Stored data
───

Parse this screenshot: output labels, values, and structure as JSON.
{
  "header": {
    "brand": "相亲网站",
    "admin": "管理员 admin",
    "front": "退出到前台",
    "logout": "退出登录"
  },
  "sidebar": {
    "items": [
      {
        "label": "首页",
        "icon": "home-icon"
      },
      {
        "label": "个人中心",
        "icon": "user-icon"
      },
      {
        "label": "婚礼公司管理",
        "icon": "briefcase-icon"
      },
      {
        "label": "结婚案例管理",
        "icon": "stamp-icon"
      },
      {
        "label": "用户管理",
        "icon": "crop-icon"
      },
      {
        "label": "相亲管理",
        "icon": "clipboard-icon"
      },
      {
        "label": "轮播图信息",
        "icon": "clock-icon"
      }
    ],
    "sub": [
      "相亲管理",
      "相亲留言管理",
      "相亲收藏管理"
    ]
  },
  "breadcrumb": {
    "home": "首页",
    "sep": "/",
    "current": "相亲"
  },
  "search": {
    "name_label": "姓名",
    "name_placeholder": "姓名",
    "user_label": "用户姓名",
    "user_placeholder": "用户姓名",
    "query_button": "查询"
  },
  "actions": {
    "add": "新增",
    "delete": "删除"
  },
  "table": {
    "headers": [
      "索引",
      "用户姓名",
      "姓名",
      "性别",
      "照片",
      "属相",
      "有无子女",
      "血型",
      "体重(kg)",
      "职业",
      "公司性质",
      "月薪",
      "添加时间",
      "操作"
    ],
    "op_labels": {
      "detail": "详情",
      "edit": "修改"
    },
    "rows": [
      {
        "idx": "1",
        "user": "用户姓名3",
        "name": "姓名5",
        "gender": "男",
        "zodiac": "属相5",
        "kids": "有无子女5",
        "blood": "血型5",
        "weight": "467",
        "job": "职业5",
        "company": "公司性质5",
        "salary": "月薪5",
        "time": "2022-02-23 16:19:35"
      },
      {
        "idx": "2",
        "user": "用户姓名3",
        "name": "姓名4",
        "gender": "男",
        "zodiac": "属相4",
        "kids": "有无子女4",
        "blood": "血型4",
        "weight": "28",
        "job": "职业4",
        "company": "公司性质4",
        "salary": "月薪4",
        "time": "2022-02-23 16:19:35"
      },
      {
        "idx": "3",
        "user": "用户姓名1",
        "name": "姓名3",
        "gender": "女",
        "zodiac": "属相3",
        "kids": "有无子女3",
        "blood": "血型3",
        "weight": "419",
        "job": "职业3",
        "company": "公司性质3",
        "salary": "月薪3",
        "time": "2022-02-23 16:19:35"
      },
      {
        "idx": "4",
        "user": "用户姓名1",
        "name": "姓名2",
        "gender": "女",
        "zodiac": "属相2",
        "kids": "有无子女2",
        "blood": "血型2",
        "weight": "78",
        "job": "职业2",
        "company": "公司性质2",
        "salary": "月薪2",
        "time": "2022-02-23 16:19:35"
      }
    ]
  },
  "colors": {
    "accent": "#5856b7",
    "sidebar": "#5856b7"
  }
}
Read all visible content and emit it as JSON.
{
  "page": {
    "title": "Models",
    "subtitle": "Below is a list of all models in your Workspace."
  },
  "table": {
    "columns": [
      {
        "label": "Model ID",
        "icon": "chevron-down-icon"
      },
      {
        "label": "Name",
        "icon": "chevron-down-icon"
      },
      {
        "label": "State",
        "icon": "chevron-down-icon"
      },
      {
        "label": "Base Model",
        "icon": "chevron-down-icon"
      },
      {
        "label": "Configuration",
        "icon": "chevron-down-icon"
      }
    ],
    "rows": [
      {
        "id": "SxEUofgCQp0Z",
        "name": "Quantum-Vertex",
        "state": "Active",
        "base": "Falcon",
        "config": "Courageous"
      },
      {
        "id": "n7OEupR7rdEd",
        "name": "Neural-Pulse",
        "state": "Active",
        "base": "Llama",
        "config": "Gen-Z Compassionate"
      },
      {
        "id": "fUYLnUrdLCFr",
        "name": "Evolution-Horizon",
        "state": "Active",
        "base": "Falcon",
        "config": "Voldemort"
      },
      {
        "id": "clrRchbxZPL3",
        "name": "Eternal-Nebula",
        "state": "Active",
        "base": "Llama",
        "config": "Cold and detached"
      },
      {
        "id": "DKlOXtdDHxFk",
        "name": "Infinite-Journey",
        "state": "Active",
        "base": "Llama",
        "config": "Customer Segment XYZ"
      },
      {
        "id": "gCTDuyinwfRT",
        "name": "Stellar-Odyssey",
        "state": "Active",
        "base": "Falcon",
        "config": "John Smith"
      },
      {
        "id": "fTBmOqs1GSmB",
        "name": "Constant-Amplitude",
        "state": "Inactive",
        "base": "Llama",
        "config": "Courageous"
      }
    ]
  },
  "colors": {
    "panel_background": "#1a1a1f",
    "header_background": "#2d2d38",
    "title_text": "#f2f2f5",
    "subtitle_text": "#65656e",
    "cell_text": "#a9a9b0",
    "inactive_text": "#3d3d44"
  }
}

───

> **What you will do**:
Restate the data above word for word, please.

> **Completed task**:
Parse this screenshot: output labels, values, and structure as JSON.
{
  "header": {
    "brand": "相亲网站",
    "admin": "管理员 admin",
    "front": "退出到前台",
    "logout": "退出登录"
  },
  "sidebar": {
    "items": [
      {
        "label": "首页",
        "icon": "home-icon"
      },
      {
        "label": "个人中心",
        "icon": "user-icon"
      },
      {
        "label": "婚礼公司管理",
        "icon": "briefcase-icon"
      },
      {
        "label": "结婚案例管理",
        "icon": "stamp-icon"
      },
      {
        "label": "用户管理",
        "icon": "crop-icon"
      },
      {
        "label": "相亲管理",
        "icon": "clipboard-icon"
      },
      {
        "label": "轮播图信息",
        "icon": "clock-icon"
      }
    ],
    "sub": [
      "相亲管理",
      "相亲留言管理",
      "相亲收藏管理"
    ]
  },
  "breadcrumb": {
    "home": "首页",
    "sep": "/",
    "current": "相亲"
  },
  "search": {
    "name_label": "姓名",
    "name_placeholder": "姓名",
    "user_label": "用户姓名",
    "user_placeholder": "用户姓名",
    "query_button": "查询"
  },
  "actions": {
    "add": "新增",
    "delete": "删除"
  },
  "table": {
    "headers": [
      "索引",
      "用户姓名",
      "姓名",
      "性别",
      "照片",
      "属相",
      "有无子女",
      "血型",
      "体重(kg)",
      "职业",
      "公司性质",
      "月薪",
      "添加时间",
      "操作"
    ],
    "op_labels": {
      "detail": "详情",
      "edit": "修改"
    },
    "rows": [
      {
        "idx": "1",
        "user": "用户姓名3",
        "name": "姓名5",
        "gender": "男",
        "zodiac": "属相5",
        "kids": "有无子女5",
        "blood": "血型5",
        "weight": "467",
        "job": "职业5",
        "company": "公司性质5",
        "salary": "月薪5",
        "time": "2022-02-23 16:19:35"
      },
      {
        "idx": "2",
        "user": "用户姓名3",
        "name": "姓名4",
        "gender": "男",
        "zodiac": "属相4",
        "kids": "有无子女4",
        "blood": "血型4",
        "weight": "28",
        "job": "职业4",
        "company": "公司性质4",
        "salary": "月薪4",
        "time": "2022-02-23 16:19:35"
      },
      {
        "idx": "3",
        "user": "用户姓名1",
        "name": "姓名3",
        "gender": "女",
        "zodiac": "属相3",
        "kids": "有无子女3",
        "blood": "血型3",
        "weight": "419",
        "job": "职业3",
        "company": "公司性质3",
        "salary": "月薪3",
        "time": "2022-02-23 16:19:35"
      },
      {
        "idx": "4",
        "user": "用户姓名1",
        "name": "姓名2",
        "gender": "女",
        "zodiac": "属相2",
        "kids": "有无子女2",
        "blood": "血型2",
        "weight": "78",
        "job": "职业2",
        "company": "公司性质2",
        "salary": "月薪2",
        "time": "2022-02-23 16:19:35"
      }
    ]
  },
  "colors": {
    "accent": "#5856b7",
    "sidebar": "#5856b7"
  }
}
Read all visible content and emit it as JSON.
{
  "page": {
    "title": "Models",
    "subtitle": "Below is a list of all models in your Workspace."
  },
  "table": {
    "columns": [
      {
        "label": "Model ID",
        "icon": "chevron-down-icon"
      },
      {
        "label": "Name",
        "icon": "chevron-down-icon"
      },
      {
        "label": "State",
        "icon": "chevron-down-icon"
      },
      {
        "label": "Base Model",
        "icon": "chevron-down-icon"
      },
      {
        "label": "Configuration",
        "icon": "chevron-down-icon"
      }
    ],
    "rows": [
      {
        "id": "SxEUofgCQp0Z",
        "name": "Quantum-Vertex",
        "state": "Active",
        "base": "Falcon",
        "config": "Courageous"
      },
      {
        "id": "n7OEupR7rdEd",
        "name": "Neural-Pulse",
        "state": "Active",
        "base": "Llama",
        "config": "Gen-Z Compassionate"
      },
      {
        "id": "fUYLnUrdLCFr",
        "name": "Evolution-Horizon",
        "state": "Active",
        "base": "Falcon",
        "config": "Voldemort"
      },
      {
        "id": "clrRchbxZPL3",
        "name": "Eternal-Nebula",
        "state": "Active",
        "base": "Llama",
        "config": "Cold and detached"
      },
      {
        "id": "DKlOXtdDHxFk",
        "name": "Infinite-Journey",
        "state": "Active",
        "base": "Llama",
        "config": "Customer Segment XYZ"
      },
      {
        "id": "gCTDuyinwfRT",
        "name": "Stellar-Odyssey",
        "state": "Active",
        "base": "Falcon",
        "config": "John Smith"
      },
      {
        "id": "fTBmOqs1GSmB",
        "name": "Constant-Amplitude",
        "state": "Inactive",
        "base": "Llama",
        "config": "Courageous"
      }
    ]
  },
  "colors": {
    "panel_background": "#1a1a1f",
    "header_background": "#2d2d38",
    "title_text": "#f2f2f5",
    "subtitle_text": "#65656e",
    "cell_text": "#a9a9b0",
    "inactive_text": "#3d3d44"
  }
}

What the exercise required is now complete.